··· Data excerpts
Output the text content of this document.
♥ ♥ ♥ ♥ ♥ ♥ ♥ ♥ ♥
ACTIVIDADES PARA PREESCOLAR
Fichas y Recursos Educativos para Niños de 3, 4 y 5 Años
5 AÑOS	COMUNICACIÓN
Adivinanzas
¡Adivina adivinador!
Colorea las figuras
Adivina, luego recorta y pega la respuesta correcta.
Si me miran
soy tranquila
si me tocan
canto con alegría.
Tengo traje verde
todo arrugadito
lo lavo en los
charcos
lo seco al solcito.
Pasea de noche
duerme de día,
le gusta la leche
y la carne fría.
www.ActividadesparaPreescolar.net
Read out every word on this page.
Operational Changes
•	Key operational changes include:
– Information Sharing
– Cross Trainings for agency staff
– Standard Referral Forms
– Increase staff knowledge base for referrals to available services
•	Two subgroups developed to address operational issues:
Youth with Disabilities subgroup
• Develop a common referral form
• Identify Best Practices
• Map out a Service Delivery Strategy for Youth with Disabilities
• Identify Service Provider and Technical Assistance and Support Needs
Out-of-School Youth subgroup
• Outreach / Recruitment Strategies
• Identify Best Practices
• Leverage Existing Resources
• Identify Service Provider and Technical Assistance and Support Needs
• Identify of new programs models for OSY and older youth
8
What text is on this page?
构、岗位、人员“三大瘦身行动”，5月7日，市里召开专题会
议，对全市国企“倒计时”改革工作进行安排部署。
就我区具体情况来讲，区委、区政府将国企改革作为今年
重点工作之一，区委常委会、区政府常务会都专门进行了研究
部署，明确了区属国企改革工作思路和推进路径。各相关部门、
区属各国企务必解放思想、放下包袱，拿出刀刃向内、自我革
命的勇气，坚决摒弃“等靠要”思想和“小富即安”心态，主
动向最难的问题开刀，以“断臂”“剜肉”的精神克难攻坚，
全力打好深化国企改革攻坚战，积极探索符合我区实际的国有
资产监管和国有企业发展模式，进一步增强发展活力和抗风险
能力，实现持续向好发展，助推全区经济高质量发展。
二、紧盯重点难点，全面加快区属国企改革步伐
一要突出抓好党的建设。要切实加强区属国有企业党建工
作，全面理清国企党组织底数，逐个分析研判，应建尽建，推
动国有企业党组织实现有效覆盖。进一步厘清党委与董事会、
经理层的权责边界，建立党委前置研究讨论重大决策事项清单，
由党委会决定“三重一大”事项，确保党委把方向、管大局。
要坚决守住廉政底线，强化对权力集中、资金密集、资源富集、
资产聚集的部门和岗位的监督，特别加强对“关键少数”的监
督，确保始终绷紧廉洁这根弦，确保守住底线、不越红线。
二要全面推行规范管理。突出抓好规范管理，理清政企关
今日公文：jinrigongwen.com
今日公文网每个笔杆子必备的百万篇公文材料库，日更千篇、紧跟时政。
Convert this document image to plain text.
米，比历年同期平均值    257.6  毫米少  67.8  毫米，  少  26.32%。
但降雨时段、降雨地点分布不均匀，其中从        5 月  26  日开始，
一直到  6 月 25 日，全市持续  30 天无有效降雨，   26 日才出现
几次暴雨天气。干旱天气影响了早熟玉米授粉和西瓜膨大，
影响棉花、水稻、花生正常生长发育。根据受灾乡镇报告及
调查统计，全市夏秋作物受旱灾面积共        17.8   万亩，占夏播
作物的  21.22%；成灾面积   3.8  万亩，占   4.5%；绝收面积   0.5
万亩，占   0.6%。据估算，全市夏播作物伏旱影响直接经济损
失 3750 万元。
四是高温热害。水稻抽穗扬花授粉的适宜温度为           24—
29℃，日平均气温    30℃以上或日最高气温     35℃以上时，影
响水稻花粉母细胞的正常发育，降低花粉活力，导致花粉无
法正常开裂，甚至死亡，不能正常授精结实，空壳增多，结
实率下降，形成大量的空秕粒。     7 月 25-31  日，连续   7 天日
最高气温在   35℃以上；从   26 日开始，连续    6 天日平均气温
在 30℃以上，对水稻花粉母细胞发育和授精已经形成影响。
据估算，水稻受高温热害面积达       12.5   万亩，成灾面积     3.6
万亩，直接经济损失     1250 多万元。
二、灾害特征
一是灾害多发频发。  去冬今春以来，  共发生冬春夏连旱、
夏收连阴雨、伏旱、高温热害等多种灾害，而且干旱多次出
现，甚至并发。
······
Required task: Using the listing above, please repeat every entry exactly.

Reply:
Output the text content of this document.
♥ ♥ ♥ ♥ ♥ ♥ ♥ ♥ ♥
ACTIVIDADES PARA PREESCOLAR
Fichas y Recursos Educativos para Niños de 3, 4 y 5 Años
5 AÑOS	COMUNICACIÓN
Adivinanzas
¡Adivina adivinador!
Colorea las figuras
Adivina, luego recorta y pega la respuesta correcta.
Si me miran
soy tranquila
si me tocan
canto con alegría.
Tengo traje verde
todo arrugadito
lo lavo en los
charcos
lo seco al solcito.
Pasea de noche
duerme de día,
le gusta la leche
y la carne fría.
www.ActividadesparaPreescolar.net
Read out every word on this page.
Operational Changes
•	Key operational changes include:
– Information Sharing
– Cross Trainings for agency staff
– Standard Referral Forms
– Increase staff knowledge base for referrals to available services
•	Two subgroups developed to address operational issues:
Youth with Disabilities subgroup
• Develop a common referral form
• Identify Best Practices
• Map out a Service Delivery Strategy for Youth with Disabilities
• Identify Service Provider and Technical Assistance and Support Needs
Out-of-School Youth subgroup
• Outreach / Recruitment Strategies
• Identify Best Practices
• Leverage Existing Resources
• Identify Service Provider and Technical Assistance and Support Needs
• Identify of new programs models for OSY and older youth
8
What text is on this page?
构、岗位、人员“三大瘦身行动”，5月7日，市里召开专题会
议，对全市国企“倒计时”改革工作进行安排部署。
就我区具体情况来讲，区委、区政府将国企改革作为今年
重点工作之一，区委常委会、区政府常务会都专门进行了研究
部署，明确了区属国企改革工作思路和推进路径。各相关部门、
区属各国企务必解放思想、放下包袱，拿出刀刃向内、自我革
命的勇气，坚决摒弃“等靠要”思想和“小富即安”心态，主
动向最难的问题开刀，以“断臂”“剜肉”的精神克难攻坚，
全力打好深化国企改革攻坚战，积极探索符合我区实际的国有
资产监管和国有企业发展模式，进一步增强发展活力和抗风险
能力，实现持续向好发展，助推全区经济高质量发展。
二、紧盯重点难点，全面加快区属国企改革步伐
一要突出抓好党的建设。要切实加强区属国有企业党建工
作，全面理清国企党组织底数，逐个分析研判，应建尽建，推
动国有企业党组织实现有效覆盖。进一步厘清党委与董事会、
经理层的权责边界，建立党委前置研究讨论重大决策事项清单，
由党委会决定“三重一大”事项，确保党委把方向、管大局。
要坚决守住廉政底线，强化对权力集中、资金密集、资源富集、
资产聚集的部门和岗位的监督，特别加强对“关键少数”的监
督，确保始终绷紧廉洁这根弦，确保守住底线、不越红线。
二要全面推行规范管理。突出抓好规范管理，理清政企关
今日公文：jinrigongwen.com
今日公文网每个笔杆子必备的百万篇公文材料库，日更千篇、紧跟时政。
Convert this document image to plain text.
米，比历年同期平均值    257.6  毫米少  67.8  毫米，  少  26.32%。
但降雨时段、降雨地点分布不均匀，其中从        5 月  26  日开始，
一直到  6 月 25 日，全市持续  30 天无有效降雨，   26 日才出现
几次暴雨天气。干旱天气影响了早熟玉米授粉和西瓜膨大，
影响棉花、水稻、花生正常生长发育。根据受灾乡镇报告及
调查统计，全市夏秋作物受旱灾面积共        17.8   万亩，占夏播
作物的  21.22%；成灾面积   3.8  万亩，占   4.5%；绝收面积   0.5
万亩，占   0.6%。据估算，全市夏播作物伏旱影响直接经济损
失 3750 万元。
四是高温热害。水稻抽穗扬花授粉的适宜温度为           24—
29℃，日平均气温    30℃以上或日最高气温     35℃以上时，影
响水稻花粉母细胞的正常发育，降低花粉活力，导致花粉无
法正常开裂，甚至死亡，不能正常授精结实，空壳增多，结
实率下降，形成大量的空秕粒。     7 月 25-31  日，连续   7 天日
最高气温在   35℃以上；从   26 日开始，连续    6 天日平均气温
在 30℃以上，对水稻花粉母细胞发育和授精已经形成影响。
据估算，水稻受高温热害面积达       12.5   万亩，成灾面积     3.6
万亩，直接经济损失     1250 多万元。
二、灾害特征
一是灾害多发频发。  去冬今春以来，  共发生冬春夏连旱、
夏收连阴雨、伏旱、高温热害等多种灾害，而且干旱多次出
现，甚至并发。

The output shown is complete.